### DATA ###

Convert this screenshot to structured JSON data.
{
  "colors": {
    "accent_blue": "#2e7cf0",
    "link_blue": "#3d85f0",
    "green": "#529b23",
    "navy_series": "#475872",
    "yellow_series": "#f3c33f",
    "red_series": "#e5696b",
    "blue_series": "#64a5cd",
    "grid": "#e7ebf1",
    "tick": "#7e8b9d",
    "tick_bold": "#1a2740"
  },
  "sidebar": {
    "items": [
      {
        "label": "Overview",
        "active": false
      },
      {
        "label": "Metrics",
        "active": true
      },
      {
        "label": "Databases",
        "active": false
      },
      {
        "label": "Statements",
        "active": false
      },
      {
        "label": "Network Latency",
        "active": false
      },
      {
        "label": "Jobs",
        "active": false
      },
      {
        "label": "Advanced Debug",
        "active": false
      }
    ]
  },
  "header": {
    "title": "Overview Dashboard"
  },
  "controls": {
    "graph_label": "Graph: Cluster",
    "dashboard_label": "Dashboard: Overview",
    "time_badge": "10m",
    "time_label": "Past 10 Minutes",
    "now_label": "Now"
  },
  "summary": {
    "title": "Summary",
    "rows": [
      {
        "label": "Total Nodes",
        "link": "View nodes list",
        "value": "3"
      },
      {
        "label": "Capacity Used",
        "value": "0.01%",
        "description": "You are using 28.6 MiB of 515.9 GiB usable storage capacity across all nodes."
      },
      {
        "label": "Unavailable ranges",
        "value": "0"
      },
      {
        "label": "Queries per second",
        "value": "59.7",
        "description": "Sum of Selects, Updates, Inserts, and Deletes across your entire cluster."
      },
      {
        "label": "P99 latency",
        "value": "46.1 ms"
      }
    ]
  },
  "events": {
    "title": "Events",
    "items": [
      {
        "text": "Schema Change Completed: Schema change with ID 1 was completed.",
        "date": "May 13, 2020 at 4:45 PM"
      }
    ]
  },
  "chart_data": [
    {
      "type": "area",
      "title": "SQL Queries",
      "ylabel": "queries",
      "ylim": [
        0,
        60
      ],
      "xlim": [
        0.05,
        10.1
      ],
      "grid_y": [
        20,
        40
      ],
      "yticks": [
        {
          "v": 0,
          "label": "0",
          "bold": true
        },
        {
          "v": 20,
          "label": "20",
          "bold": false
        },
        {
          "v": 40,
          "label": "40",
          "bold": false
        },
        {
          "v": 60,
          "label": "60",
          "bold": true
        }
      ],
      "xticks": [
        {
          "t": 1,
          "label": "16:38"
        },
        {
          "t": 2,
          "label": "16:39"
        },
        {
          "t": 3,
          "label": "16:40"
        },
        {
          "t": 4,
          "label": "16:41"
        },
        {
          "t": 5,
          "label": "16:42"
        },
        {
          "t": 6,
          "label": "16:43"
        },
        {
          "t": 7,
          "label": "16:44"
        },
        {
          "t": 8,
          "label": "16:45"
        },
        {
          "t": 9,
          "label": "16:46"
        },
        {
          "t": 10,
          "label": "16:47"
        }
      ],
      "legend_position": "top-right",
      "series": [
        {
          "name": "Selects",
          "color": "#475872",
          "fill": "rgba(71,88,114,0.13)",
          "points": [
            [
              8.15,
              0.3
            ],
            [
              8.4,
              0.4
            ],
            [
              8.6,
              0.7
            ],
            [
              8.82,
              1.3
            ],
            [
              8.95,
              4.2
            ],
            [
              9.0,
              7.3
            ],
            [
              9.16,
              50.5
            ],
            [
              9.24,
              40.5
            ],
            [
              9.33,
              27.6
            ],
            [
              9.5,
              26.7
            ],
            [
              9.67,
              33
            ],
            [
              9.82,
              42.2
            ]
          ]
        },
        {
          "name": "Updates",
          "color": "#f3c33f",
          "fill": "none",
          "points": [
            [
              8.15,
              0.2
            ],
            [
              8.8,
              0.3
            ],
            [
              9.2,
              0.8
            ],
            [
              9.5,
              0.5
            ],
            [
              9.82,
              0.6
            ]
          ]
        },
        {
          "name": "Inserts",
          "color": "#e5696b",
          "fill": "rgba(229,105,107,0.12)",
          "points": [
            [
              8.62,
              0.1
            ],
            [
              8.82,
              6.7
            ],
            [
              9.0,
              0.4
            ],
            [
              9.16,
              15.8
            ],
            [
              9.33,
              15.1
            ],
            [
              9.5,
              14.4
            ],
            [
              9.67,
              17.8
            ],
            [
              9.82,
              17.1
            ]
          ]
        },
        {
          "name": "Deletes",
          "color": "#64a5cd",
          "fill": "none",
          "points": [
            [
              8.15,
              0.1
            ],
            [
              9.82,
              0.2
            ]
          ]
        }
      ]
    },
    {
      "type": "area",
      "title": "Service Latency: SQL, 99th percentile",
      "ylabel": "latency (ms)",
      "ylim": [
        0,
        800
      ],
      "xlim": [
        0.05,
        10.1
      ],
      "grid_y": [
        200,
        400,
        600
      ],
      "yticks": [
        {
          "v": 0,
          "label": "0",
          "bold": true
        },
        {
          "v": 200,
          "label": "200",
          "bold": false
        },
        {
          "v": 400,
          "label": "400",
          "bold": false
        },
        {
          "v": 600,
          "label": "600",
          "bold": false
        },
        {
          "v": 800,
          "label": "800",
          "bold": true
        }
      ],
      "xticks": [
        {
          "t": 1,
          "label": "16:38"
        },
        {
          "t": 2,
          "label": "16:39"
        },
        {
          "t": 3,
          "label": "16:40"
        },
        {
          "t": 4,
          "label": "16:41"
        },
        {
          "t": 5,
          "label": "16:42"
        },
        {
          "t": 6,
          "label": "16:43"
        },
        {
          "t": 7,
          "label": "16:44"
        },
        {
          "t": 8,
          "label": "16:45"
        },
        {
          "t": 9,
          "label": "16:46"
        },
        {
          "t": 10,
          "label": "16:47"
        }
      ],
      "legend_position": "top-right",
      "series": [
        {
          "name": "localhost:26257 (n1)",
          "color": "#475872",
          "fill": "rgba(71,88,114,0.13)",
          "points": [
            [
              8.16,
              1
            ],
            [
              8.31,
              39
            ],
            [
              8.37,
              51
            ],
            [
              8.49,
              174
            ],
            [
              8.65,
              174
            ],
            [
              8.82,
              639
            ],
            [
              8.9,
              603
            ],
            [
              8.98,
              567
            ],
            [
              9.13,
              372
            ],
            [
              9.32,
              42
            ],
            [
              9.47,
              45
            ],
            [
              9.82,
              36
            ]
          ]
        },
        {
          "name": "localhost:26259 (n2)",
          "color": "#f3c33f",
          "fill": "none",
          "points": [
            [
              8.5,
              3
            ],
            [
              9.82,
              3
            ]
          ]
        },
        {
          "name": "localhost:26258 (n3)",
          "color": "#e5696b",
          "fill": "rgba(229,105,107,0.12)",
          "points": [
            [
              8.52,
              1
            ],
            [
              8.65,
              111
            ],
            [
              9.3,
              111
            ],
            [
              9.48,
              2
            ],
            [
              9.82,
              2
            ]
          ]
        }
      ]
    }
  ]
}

###

OBJECTIVE
Transcribe all the entries, keeping each one exactly as it is.

RESULT OF THIS EXERCISE
Convert this screenshot to structured JSON data.
{
  "colors": {
    "accent_blue": "#2e7cf0",
    "link_blue": "#3d85f0",
    "green": "#529b23",
    "navy_series": "#475872",
    "yellow_series": "#f3c33f",
    "red_series": "#e5696b",
    "blue_series": "#64a5cd",
    "grid": "#e7ebf1",
    "tick": "#7e8b9d",
    "tick_bold": "#1a2740"
  },
  "sidebar": {
    "items": [
      {
        "label": "Overview",
        "active": false
      },
      {
        "label": "Metrics",
        "active": true
      },
      {
        "label": "Databases",
        "active": false
      },
      {
        "label": "Statements",
        "active": false
      },
      {
        "label": "Network Latency",
        "active": false
      },
      {
        "label": "Jobs",
        "active": false
      },
      {
        "label": "Advanced Debug",
        "active": false
      }
    ]
  },
  "header": {
    "title": "Overview Dashboard"
  },
  "controls": {
    "graph_label": "Graph: Cluster",
    "dashboard_label": "Dashboard: Overview",
    "time_badge": "10m",
    "time_label": "Past 10 Minutes",
    "now_label": "Now"
  },
  "summary": {
    "title": "Summary",
    "rows": [
      {
        "label": "Total Nodes",
        "link": "View nodes list",
        "value": "3"
      },
      {
        "label": "Capacity Used",
        "value": "0.01%",
        "description": "You are using 28.6 MiB of 515.9 GiB usable storage capacity across all nodes."
      },
      {
        "label": "Unavailable ranges",
        "value": "0"
      },
      {
        "label": "Queries per second",
        "value": "59.7",
        "description": "Sum of Selects, Updates, Inserts, and Deletes across your entire cluster."
      },
      {
        "label": "P99 latency",
        "value": "46.1 ms"
      }
    ]
  },
  "events": {
    "title": "Events",
    "items": [
      {
        "text": "Schema Change Completed: Schema change with ID 1 was completed.",
        "date": "May 13, 2020 at 4:45 PM"
      }
    ]
  },
  "chart_data": [
    {
      "type": "area",
      "title": "SQL Queries",
      "ylabel": "queries",
      "ylim": [
        0,
        60
      ],
      "xlim": [
        0.05,
        10.1
      ],
      "grid_y": [
        20,
        40
      ],
      "yticks": [
        {
          "v": 0,
          "label": "0",
          "bold": true
        },
        {
          "v": 20,
          "label": "20",
          "bold": false
        },
        {
          "v": 40,
          "label": "40",
          "bold": false
        },
        {
          "v": 60,
          "label": "60",
          "bold": true
        }
      ],
      "xticks": [
        {
          "t": 1,
          "label": "16:38"
        },
        {
          "t": 2,
          "label": "16:39"
        },
        {
          "t": 3,
          "label": "16:40"
        },
        {
          "t": 4,
          "label": "16:41"
        },
        {
          "t": 5,
          "label": "16:42"
        },
        {
          "t": 6,
          "label": "16:43"
        },
        {
          "t": 7,
          "label": "16:44"
        },
        {
          "t": 8,
          "label": "16:45"
        },
        {
          "t": 9,
          "label": "16:46"
        },
        {
          "t": 10,
          "label": "16:47"
        }
      ],
      "legend_position": "top-right",
      "series": [
        {
          "name": "Selects",
          "color": "#475872",
          "fill": "rgba(71,88,114,0.13)",
          "points": [
            [
              8.15,
              0.3
            ],
            [
              8.4,
              0.4
            ],
            [
              8.6,
              0.7
            ],
            [
              8.82,
              1.3
            ],
            [
              8.95,
              4.2
            ],
            [
              9.0,
              7.3
            ],
            [
              9.16,
              50.5
            ],
            [
              9.24,
              40.5
            ],
            [
              9.33,
              27.6
            ],
            [
              9.5,
              26.7
            ],
            [
              9.67,
              33
            ],
            [
              9.82,
              42.2
            ]
          ]
        },
        {
          "name": "Updates",
          "color": "#f3c33f",
          "fill": "none",
          "points": [
            [
              8.15,
              0.2
            ],
            [
              8.8,
              0.3
            ],
            [
              9.2,
              0.8
            ],
            [
              9.5,
              0.5
            ],
            [
              9.82,
              0.6
            ]
          ]
        },
        {
          "name": "Inserts",
          "color": "#e5696b",
          "fill": "rgba(229,105,107,0.12)",
          "points": [
            [
              8.62,
              0.1
            ],
            [
              8.82,
              6.7
            ],
            [
              9.0,
              0.4
            ],
            [
              9.16,
              15.8
            ],
            [
              9.33,
              15.1
            ],
            [
              9.5,
              14.4
            ],
            [
              9.67,
              17.8
            ],
            [
              9.82,
              17.1
            ]
          ]
        },
        {
          "name": "Deletes",
          "color": "#64a5cd",
          "fill": "none",
          "points": [
            [
              8.15,
              0.1
            ],
            [
              9.82,
              0.2
            ]
          ]
        }
      ]
    },
    {
      "type": "area",
      "title": "Service Latency: SQL, 99th percentile",
      "ylabel": "latency (ms)",
      "ylim": [
        0,
        800
      ],
      "xlim": [
        0.05,
        10.1
      ],
      "grid_y": [
        200,
        400,
        600
      ],
      "yticks": [
        {
          "v": 0,
          "label": "0",
          "bold": true
        },
        {
          "v": 200,
          "label": "200",
          "bold": false
        },
        {
          "v": 400,
          "label": "400",
          "bold": false
        },
        {
          "v": 600,
          "label": "600",
          "bold": false
        },
        {
          "v": 800,
          "label": "800",
          "bold": true
        }
      ],
      "xticks": [
        {
          "t": 1,
          "label": "16:38"
        },
        {
          "t": 2,
          "label": "16:39"
        },
        {
          "t": 3,
          "label": "16:40"
        },
        {
          "t": 4,
          "label": "16:41"
        },
        {
          "t": 5,
          "label": "16:42"
        },
        {
          "t": 6,
          "label": "16:43"
        },
        {
          "t": 7,
          "label": "16:44"
        },
        {
          "t": 8,
          "label": "16:45"
        },
        {
          "t": 9,
          "label": "16:46"
        },
        {
          "t": 10,
          "label": "16:47"
        }
      ],
      "legend_position": "top-right",
      "series": [
        {
          "name": "localhost:26257 (n1)",
          "color": "#475872",
          "fill": "rgba(71,88,114,0.13)",
          "points": [
            [
              8.16,
              1
            ],
            [
              8.31,
              39
            ],
            [
              8.37,
              51
            ],
            [
              8.49,
              174
            ],
            [
              8.65,
              174
            ],
            [
              8.82,
              639
            ],
            [
              8.9,
              603
            ],
            [
              8.98,
              567
            ],
            [
              9.13,
              372
            ],
            [
              9.32,
              42
            ],
            [
              9.47,
              45
            ],
            [
              9.82,
              36
            ]
          ]
        },
        {
          "name": "localhost:26259 (n2)",
          "color": "#f3c33f",
          "fill": "none",
          "points": [
            [
              8.5,
              3
            ],
            [
              9.82,
              3
            ]
          ]
        },
        {
          "name": "localhost:26258 (n3)",
          "color": "#e5696b",
          "fill": "rgba(229,105,107,0.12)",
          "points": [
            [
              8.52,
              1
            ],
            [
              8.65,
              111
            ],
            [
              9.3,
              111
            ],
            [
              9.48,
              2
            ],
            [
              9.82,
              2
            ]
          ]
        }
      ]
    }
  ]
}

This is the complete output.